### [Quoted text]
#####
Getty Images/iStockphoto
Set up a machine learning pipeline in this Kubeflow tutorial
For teams running machine learning workflows with Kubernetes, using Kubeflow can lead to faster, smoother deployments. Get started with this installation guide.
You don't have to use Kubernetes to power machine learning deployments. But if you do -- and there are many reasons why you might want to -- Kubeflow is the simplest and fastest way to get machine learning workloads up and running on Kubernetes.
Kubeflow is an open source tool that streamlines the deployment of machine learning workflows on top of Kubernetes. Kubeflow's main purpose is to simplify setting up environments for building, testing, training and operating machine learning models and applications for data science and MLOps teams.
It's possible to deploy machine learning tools such as TensorFlow and PyTorch on a Kubernetes cluster directly without using Kubeflow, but Kubeflow automates much of the process required to get these tools up and running. To decide whether it's the right choice for your machine learning projects, learn how Kubeflow works, when to use it and how to install it to deploy a machine learning pipeline.
The pros and cons of Kubernetes and Kubeflow for machine learning
Before deciding whether to use Kubeflow specifically, it's important to understand the pros and cons of running AI and machine learning workflows on Kubernetes in general.
Should you run machine learning models on Kubernetes?
As a platform for hosting machine learning workflows, Kubernetes offers several advantages.
The first is scalability. With Kubernetes, you can easily add or remove nodes from a cluster to modify the total resources available to that cluster. This is particularly beneficial for machine learning workloads, whose resource consumption requirements can fluctuate significantly. For example, you might want to scale your cluster up during model training, which usually requires a lot of resources, then scale back down to reduce infrastructure costs after training is done.
Hosting machine learning workflows on Kubernetes also offers the advantage of providing containers access to bare-metal hardware. This is useful for accelerating the performance of your workloads using GPUs or other hardware that wouldn't be accessible on virtual infrastructure. Although you could access bare-metal infrastructure without using Kubernetes by running workloads in standalone containers, orchestrating containers with Kubernetes makes it easier to manage workloads at scale.
A major reason why you might not want to use Kubernetes to host machine learning workflows, however, is that it adds another layer of complexity to your software stack. For smaller workloads, a Kubernetes-based deployment might be overkill. In such situations, running workloads directly on VMs or bare-metal servers could make more sense.
When should you choose Kubeflow?
The chief advantage of using Kubeflow for machine learning is the tool's fast and simple deployment process. With just a few kubectl commands, you get a ready-to-use environment where you can start deploying machine learning workflows.
#####
### [Record extracts]
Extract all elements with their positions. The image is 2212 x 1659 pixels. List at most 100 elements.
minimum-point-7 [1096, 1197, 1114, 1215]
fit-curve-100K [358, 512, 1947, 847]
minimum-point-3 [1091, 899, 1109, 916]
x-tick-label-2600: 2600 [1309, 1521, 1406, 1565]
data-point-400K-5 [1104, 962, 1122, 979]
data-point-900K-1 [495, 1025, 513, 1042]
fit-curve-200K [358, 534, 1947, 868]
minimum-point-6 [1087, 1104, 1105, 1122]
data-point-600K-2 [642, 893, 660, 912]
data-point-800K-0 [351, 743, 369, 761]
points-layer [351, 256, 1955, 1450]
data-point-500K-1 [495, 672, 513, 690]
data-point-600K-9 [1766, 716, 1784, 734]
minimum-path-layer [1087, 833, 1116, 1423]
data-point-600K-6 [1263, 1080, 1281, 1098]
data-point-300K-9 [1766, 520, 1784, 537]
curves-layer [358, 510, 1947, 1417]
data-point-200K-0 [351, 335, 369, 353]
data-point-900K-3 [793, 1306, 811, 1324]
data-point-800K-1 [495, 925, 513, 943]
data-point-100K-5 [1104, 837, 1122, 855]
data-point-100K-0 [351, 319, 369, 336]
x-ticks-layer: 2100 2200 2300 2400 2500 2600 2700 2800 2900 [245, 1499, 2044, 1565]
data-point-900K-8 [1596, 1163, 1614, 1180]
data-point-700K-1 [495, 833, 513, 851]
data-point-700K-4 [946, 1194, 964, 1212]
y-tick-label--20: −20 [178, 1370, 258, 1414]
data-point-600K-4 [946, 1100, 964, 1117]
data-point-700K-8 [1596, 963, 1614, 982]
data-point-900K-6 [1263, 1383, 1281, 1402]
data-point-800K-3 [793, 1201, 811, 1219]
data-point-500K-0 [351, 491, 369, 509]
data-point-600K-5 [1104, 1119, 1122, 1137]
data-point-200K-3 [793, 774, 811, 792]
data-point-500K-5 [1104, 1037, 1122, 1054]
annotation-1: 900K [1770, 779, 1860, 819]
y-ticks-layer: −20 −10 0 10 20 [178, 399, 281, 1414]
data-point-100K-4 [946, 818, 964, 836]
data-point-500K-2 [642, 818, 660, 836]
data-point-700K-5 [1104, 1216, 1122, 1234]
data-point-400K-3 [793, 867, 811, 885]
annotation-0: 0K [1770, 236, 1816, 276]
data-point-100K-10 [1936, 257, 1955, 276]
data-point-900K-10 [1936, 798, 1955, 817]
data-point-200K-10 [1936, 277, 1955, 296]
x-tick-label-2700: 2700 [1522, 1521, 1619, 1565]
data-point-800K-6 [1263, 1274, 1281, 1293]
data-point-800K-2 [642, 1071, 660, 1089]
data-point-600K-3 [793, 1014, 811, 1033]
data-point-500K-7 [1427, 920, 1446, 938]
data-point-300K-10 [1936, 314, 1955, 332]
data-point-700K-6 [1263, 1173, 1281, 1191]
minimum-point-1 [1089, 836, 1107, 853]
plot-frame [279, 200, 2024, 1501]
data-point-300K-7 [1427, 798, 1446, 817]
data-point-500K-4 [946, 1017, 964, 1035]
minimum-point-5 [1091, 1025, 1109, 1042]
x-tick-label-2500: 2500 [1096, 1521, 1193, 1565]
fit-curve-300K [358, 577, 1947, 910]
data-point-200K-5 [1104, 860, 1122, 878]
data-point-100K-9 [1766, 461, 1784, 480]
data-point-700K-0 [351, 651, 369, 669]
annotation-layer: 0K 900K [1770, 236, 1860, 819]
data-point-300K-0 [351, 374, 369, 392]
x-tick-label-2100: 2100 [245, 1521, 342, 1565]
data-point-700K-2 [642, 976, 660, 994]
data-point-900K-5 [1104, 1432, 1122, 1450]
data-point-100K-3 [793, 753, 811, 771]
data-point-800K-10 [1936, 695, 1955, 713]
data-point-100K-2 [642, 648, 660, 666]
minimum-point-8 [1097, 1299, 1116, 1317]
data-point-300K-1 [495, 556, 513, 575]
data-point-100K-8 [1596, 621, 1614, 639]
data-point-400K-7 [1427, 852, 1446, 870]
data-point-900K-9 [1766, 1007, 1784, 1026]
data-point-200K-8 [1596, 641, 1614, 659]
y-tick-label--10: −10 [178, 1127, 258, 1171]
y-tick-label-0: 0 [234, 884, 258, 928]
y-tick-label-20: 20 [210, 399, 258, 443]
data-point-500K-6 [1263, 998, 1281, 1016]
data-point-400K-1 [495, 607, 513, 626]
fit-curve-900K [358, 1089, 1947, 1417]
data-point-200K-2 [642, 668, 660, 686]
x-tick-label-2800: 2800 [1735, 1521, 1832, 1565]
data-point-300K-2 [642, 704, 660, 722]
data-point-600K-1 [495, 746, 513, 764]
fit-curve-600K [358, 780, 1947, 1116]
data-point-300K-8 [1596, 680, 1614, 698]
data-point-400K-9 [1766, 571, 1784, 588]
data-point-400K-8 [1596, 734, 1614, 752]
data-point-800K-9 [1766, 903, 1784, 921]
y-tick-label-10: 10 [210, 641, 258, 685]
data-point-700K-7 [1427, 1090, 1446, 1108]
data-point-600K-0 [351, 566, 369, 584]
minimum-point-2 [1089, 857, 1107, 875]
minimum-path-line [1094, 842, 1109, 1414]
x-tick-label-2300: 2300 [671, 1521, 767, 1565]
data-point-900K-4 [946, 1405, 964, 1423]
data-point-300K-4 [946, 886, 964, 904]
#####
### [Directions]
1 > According to the Kubeflow tutorial, Kubeflow simplifies setting up environments for which activities? List each one.
2 > From the Kubeflow tutorial, extract the passage between "It's possible to" and "machine learning pipeline.", inclusive.
3 > Continue the Kubeflow tutorial from the point where it stops.

### [Responses by task]
1 >
- building
- testing
- training
- operating

2 >
It's possible to deploy machine learning tools such as TensorFlow and PyTorch on a Kubernetes cluster directly without using Kubeflow, but Kubeflow automates much of the process required to get these tools up and running. To decide whether it's the right choice for your machine learning projects, learn how Kubeflow works, when to use it and how to install it to deploy a machine learning pipeline.

3 >
On the other hand, Kubeflow restricts you to the tools and frameworks it supports -- and might include some resources that you won't end up using. If you just need one or two specific machine learning tools, you might find it simpler to deploy them individually rather than with Kubeflow. But for anyone who needs a general-purpose machine learning environment on Kubernetes, it's hard to argue against using Kubeflow.
Kubeflow tutorial: Install and setup walkthrough
On most Kubernetes distributions, installing Kubeflow boils down to running just a few commands.
This tutorial demonstrates the process using K3s, a lightweight Kubernetes distribution that you can run on a laptop or PC, but you should be able to follow the same steps on any mainstream Kubernetes platform.
Step 1. Create a Kubernetes cluster
Start by creating a Kubernetes cluster if you don't already have one up and running.
To set up a cluster using K3s, first download K3s with the following command.
curl -sfL https://get.k3s.io | sh -
Next, run the command below to start a cluster.
sudo k3s server &
To check that everything's running as expected, run the following command.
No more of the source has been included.